▶ Instruction
Extract the listing below in full, unchanged.
-- Start of Extracted records --
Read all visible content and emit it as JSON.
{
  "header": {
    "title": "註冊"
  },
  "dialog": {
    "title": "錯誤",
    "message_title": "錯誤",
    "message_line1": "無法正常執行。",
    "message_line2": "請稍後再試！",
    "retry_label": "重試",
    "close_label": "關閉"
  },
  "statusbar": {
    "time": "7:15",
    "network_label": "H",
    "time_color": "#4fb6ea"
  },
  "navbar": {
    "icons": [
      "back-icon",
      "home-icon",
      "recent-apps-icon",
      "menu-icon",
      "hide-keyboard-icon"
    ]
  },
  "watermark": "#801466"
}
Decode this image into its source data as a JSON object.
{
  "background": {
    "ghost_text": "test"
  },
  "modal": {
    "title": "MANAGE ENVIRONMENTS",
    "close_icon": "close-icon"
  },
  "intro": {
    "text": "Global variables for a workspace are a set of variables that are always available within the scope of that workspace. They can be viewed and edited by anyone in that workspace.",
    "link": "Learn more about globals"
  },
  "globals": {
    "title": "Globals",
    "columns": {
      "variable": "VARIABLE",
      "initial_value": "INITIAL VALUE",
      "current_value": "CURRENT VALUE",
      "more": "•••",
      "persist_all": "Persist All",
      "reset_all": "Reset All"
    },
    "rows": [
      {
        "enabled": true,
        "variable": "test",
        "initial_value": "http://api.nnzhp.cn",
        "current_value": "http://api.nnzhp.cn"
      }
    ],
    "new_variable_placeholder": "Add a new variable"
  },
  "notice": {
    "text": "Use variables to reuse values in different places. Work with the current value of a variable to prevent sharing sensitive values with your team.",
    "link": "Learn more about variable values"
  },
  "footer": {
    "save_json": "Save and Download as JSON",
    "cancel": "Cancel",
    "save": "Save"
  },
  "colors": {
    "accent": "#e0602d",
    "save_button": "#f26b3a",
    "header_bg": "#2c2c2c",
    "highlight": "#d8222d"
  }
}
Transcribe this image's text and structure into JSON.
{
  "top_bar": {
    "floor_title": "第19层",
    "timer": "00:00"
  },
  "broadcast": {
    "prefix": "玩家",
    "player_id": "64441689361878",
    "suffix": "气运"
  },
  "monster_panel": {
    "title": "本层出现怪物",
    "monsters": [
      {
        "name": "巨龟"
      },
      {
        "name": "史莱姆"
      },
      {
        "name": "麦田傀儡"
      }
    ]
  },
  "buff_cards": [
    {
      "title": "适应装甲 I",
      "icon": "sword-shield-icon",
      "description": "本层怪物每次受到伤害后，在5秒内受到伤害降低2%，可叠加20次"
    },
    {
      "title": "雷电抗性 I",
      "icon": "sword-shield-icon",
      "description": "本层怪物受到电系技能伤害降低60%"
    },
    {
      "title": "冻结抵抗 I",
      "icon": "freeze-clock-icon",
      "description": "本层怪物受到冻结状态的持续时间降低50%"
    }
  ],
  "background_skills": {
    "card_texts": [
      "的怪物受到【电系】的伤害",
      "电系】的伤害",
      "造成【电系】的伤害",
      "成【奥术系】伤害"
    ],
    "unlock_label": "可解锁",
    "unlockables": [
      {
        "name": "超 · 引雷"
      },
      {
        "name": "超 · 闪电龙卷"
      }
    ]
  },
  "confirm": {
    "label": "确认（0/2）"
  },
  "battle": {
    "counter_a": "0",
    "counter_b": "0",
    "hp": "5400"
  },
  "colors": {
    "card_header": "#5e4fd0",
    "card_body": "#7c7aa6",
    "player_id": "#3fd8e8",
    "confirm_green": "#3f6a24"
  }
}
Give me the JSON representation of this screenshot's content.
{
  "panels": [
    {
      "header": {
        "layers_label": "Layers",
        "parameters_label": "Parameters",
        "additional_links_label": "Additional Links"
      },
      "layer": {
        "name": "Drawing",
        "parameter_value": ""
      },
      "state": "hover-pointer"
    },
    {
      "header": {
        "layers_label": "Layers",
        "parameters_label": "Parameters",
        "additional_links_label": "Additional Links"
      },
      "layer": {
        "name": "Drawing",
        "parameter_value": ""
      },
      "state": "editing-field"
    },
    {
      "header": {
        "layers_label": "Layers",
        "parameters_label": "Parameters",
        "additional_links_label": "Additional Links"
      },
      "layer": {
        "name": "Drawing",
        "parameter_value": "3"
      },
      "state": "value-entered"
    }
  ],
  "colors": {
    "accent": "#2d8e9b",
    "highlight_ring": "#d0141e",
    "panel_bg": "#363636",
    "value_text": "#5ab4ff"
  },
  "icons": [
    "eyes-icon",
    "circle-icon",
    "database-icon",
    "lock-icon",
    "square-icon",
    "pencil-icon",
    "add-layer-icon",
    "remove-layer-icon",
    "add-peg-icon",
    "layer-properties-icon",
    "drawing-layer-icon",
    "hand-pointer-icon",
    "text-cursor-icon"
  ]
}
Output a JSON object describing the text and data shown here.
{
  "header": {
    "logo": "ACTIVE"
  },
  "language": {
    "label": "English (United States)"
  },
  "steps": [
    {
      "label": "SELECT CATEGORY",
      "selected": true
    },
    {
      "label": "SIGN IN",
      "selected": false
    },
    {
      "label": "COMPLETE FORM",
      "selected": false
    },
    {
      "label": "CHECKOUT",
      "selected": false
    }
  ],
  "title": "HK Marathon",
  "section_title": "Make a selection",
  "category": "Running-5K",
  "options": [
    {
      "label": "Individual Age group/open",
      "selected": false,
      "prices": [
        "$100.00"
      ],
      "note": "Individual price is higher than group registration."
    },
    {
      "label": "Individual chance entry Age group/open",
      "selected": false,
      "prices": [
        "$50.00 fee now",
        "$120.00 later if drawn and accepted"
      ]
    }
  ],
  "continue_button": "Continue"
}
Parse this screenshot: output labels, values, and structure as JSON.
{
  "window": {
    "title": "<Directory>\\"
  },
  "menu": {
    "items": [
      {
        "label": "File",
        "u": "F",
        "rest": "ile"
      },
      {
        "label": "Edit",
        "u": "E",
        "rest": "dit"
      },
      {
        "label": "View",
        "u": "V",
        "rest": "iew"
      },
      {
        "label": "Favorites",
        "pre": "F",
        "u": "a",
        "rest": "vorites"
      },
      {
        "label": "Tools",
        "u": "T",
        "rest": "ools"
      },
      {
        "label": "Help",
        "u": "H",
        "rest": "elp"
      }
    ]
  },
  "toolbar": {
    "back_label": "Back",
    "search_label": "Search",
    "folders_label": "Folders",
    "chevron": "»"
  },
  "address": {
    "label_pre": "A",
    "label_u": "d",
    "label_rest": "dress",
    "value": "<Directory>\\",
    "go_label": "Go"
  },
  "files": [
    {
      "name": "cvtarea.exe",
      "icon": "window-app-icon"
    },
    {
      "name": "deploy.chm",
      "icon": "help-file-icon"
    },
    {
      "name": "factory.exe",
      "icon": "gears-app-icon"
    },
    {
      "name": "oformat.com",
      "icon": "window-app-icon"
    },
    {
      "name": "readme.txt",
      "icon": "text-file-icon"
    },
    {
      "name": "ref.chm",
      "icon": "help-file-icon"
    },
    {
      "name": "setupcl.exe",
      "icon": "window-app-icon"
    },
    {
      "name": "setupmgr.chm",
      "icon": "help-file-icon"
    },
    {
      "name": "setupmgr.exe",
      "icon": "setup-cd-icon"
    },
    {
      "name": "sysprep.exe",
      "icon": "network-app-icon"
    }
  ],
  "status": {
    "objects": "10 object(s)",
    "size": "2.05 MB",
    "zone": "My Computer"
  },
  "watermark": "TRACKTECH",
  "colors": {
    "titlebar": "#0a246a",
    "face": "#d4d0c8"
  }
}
-- End of Extracted records --
▶ The response
Read all visible content and emit it as JSON.
{
  "header": {
    "title": "註冊"
  },
  "dialog": {
    "title": "錯誤",
    "message_title": "錯誤",
    "message_line1": "無法正常執行。",
    "message_line2": "請稍後再試！",
    "retry_label": "重試",
    "close_label": "關閉"
  },
  "statusbar": {
    "time": "7:15",
    "network_label": "H",
    "time_color": "#4fb6ea"
  },
  "navbar": {
    "icons": [
      "back-icon",
      "home-icon",
      "recent-apps-icon",
      "menu-icon",
      "hide-keyboard-icon"
    ]
  },
  "watermark": "#801466"
}
Decode this image into its source data as a JSON object.
{
  "background": {
    "ghost_text": "test"
  },
  "modal": {
    "title": "MANAGE ENVIRONMENTS",
    "close_icon": "close-icon"
  },
  "intro": {
    "text": "Global variables for a workspace are a set of variables that are always available within the scope of that workspace. They can be viewed and edited by anyone in that workspace.",
    "link": "Learn more about globals"
  },
  "globals": {
    "title": "Globals",
    "columns": {
      "variable": "VARIABLE",
      "initial_value": "INITIAL VALUE",
      "current_value": "CURRENT VALUE",
      "more": "•••",
      "persist_all": "Persist All",
      "reset_all": "Reset All"
    },
    "rows": [
      {
        "enabled": true,
        "variable": "test",
        "initial_value": "http://api.nnzhp.cn",
        "current_value": "http://api.nnzhp.cn"
      }
    ],
    "new_variable_placeholder": "Add a new variable"
  },
  "notice": {
    "text": "Use variables to reuse values in different places. Work with the current value of a variable to prevent sharing sensitive values with your team.",
    "link": "Learn more about variable values"
  },
  "footer": {
    "save_json": "Save and Download as JSON",
    "cancel": "Cancel",
    "save": "Save"
  },
  "colors": {
    "accent": "#e0602d",
    "save_button": "#f26b3a",
    "header_bg": "#2c2c2c",
    "highlight": "#d8222d"
  }
}
Transcribe this image's text and structure into JSON.
{
  "top_bar": {
    "floor_title": "第19层",
    "timer": "00:00"
  },
  "broadcast": {
    "prefix": "玩家",
    "player_id": "64441689361878",
    "suffix": "气运"
  },
  "monster_panel": {
    "title": "本层出现怪物",
    "monsters": [
      {
        "name": "巨龟"
      },
      {
        "name": "史莱姆"
      },
      {
        "name": "麦田傀儡"
      }
    ]
  },
  "buff_cards": [
    {
      "title": "适应装甲 I",
      "icon": "sword-shield-icon",
      "description": "本层怪物每次受到伤害后，在5秒内受到伤害降低2%，可叠加20次"
    },
    {
      "title": "雷电抗性 I",
      "icon": "sword-shield-icon",
      "description": "本层怪物受到电系技能伤害降低60%"
    },
    {
      "title": "冻结抵抗 I",
      "icon": "freeze-clock-icon",
      "description": "本层怪物受到冻结状态的持续时间降低50%"
    }
  ],
  "background_skills": {
    "card_texts": [
      "的怪物受到【电系】的伤害",
      "电系】的伤害",
      "造成【电系】的伤害",
      "成【奥术系】伤害"
    ],
    "unlock_label": "可解锁",
    "unlockables": [
      {
        "name": "超 · 引雷"
      },
      {
        "name": "超 · 闪电龙卷"
      }
    ]
  },
  "confirm": {
    "label": "确认（0/2）"
  },
  "battle": {
    "counter_a": "0",
    "counter_b": "0",
    "hp": "5400"
  },
  "colors": {
    "card_header": "#5e4fd0",
    "card_body": "#7c7aa6",
    "player_id": "#3fd8e8",
    "confirm_green": "#3f6a24"
  }
}
Give me the JSON representation of this screenshot's content.
{
  "panels": [
    {
      "header": {
        "layers_label": "Layers",
        "parameters_label": "Parameters",
        "additional_links_label": "Additional Links"
      },
      "layer": {
        "name": "Drawing",
        "parameter_value": ""
      },
      "state": "hover-pointer"
    },
    {
      "header": {
        "layers_label": "Layers",
        "parameters_label": "Parameters",
        "additional_links_label": "Additional Links"
      },
      "layer": {
        "name": "Drawing",
        "parameter_value": ""
      },
      "state": "editing-field"
    },
    {
      "header": {
        "layers_label": "Layers",
        "parameters_label": "Parameters",
        "additional_links_label": "Additional Links"
      },
      "layer": {
        "name": "Drawing",
        "parameter_value": "3"
      },
      "state": "value-entered"
    }
  ],
  "colors": {
    "accent": "#2d8e9b",
    "highlight_ring": "#d0141e",
    "panel_bg": "#363636",
    "value_text": "#5ab4ff"
  },
  "icons": [
    "eyes-icon",
    "circle-icon",
    "database-icon",
    "lock-icon",
    "square-icon",
    "pencil-icon",
    "add-layer-icon",
    "remove-layer-icon",
    "add-peg-icon",
    "layer-properties-icon",
    "drawing-layer-icon",
    "hand-pointer-icon",
    "text-cursor-icon"
  ]
}
Output a JSON object describing the text and data shown here.
{
  "header": {
    "logo": "ACTIVE"
  },
  "language": {
    "label": "English (United States)"
  },
  "steps": [
    {
      "label": "SELECT CATEGORY",
      "selected": true
    },
    {
      "label": "SIGN IN",
      "selected": false
    },
    {
      "label": "COMPLETE FORM",
      "selected": false
    },
    {
      "label": "CHECKOUT",
      "selected": false
    }
  ],
  "title": "HK Marathon",
  "section_title": "Make a selection",
  "category": "Running-5K",
  "options": [
    {
      "label": "Individual Age group/open",
      "selected": false,
      "prices": [
        "$100.00"
      ],
      "note": "Individual price is higher than group registration."
    },
    {
      "label": "Individual chance entry Age group/open",
      "selected": false,
      "prices": [
        "$50.00 fee now",
        "$120.00 later if drawn and accepted"
      ]
    }
  ],
  "continue_button": "Continue"
}
Parse this screenshot: output labels, values, and structure as JSON.
{
  "window": {
    "title": "<Directory>\\"
  },
  "menu": {
    "items": [
      {
        "label": "File",
        "u": "F",
        "rest": "ile"
      },
      {
        "label": "Edit",
        "u": "E",
        "rest": "dit"
      },
      {
        "label": "View",
        "u": "V",
        "rest": "iew"
      },
      {
        "label": "Favorites",
        "pre": "F",
        "u": "a",
        "rest": "vorites"
      },
      {
        "label": "Tools",
        "u": "T",
        "rest": "ools"
      },
      {
        "label": "Help",
        "u": "H",
        "rest": "elp"
      }
    ]
  },
  "toolbar": {
    "back_label": "Back",
    "search_label": "Search",
    "folders_label": "Folders",
    "chevron": "»"
  },
  "address": {
    "label_pre": "A",
    "label_u": "d",
    "label_rest": "dress",
    "value": "<Directory>\\",
    "go_label": "Go"
  },
  "files": [
    {
      "name": "cvtarea.exe",
      "icon": "window-app-icon"
    },
    {
      "name": "deploy.chm",
      "icon": "help-file-icon"
    },
    {
      "name": "factory.exe",
      "icon": "gears-app-icon"
    },
    {
      "name": "oformat.com",
      "icon": "window-app-icon"
    },
    {
      "name": "readme.txt",
      "icon": "text-file-icon"
    },
    {
      "name": "ref.chm",
      "icon": "help-file-icon"
    },
    {
      "name": "setupcl.exe",
      "icon": "window-app-icon"
    },
    {
      "name": "setupmgr.chm",
      "icon": "help-file-icon"
    },
    {
      "name": "setupmgr.exe",
      "icon": "setup-cd-icon"
    },
    {
      "name": "sysprep.exe",
      "icon": "network-app-icon"
    }
  ],
  "status": {
    "objects": "10 object(s)",
    "size": "2.05 MB",
    "zone": "My Computer"
  },
  "watermark": "TRACKTECH",
  "colors": {
    "titlebar": "#0a246a",
    "face": "#d4d0c8"
  }
}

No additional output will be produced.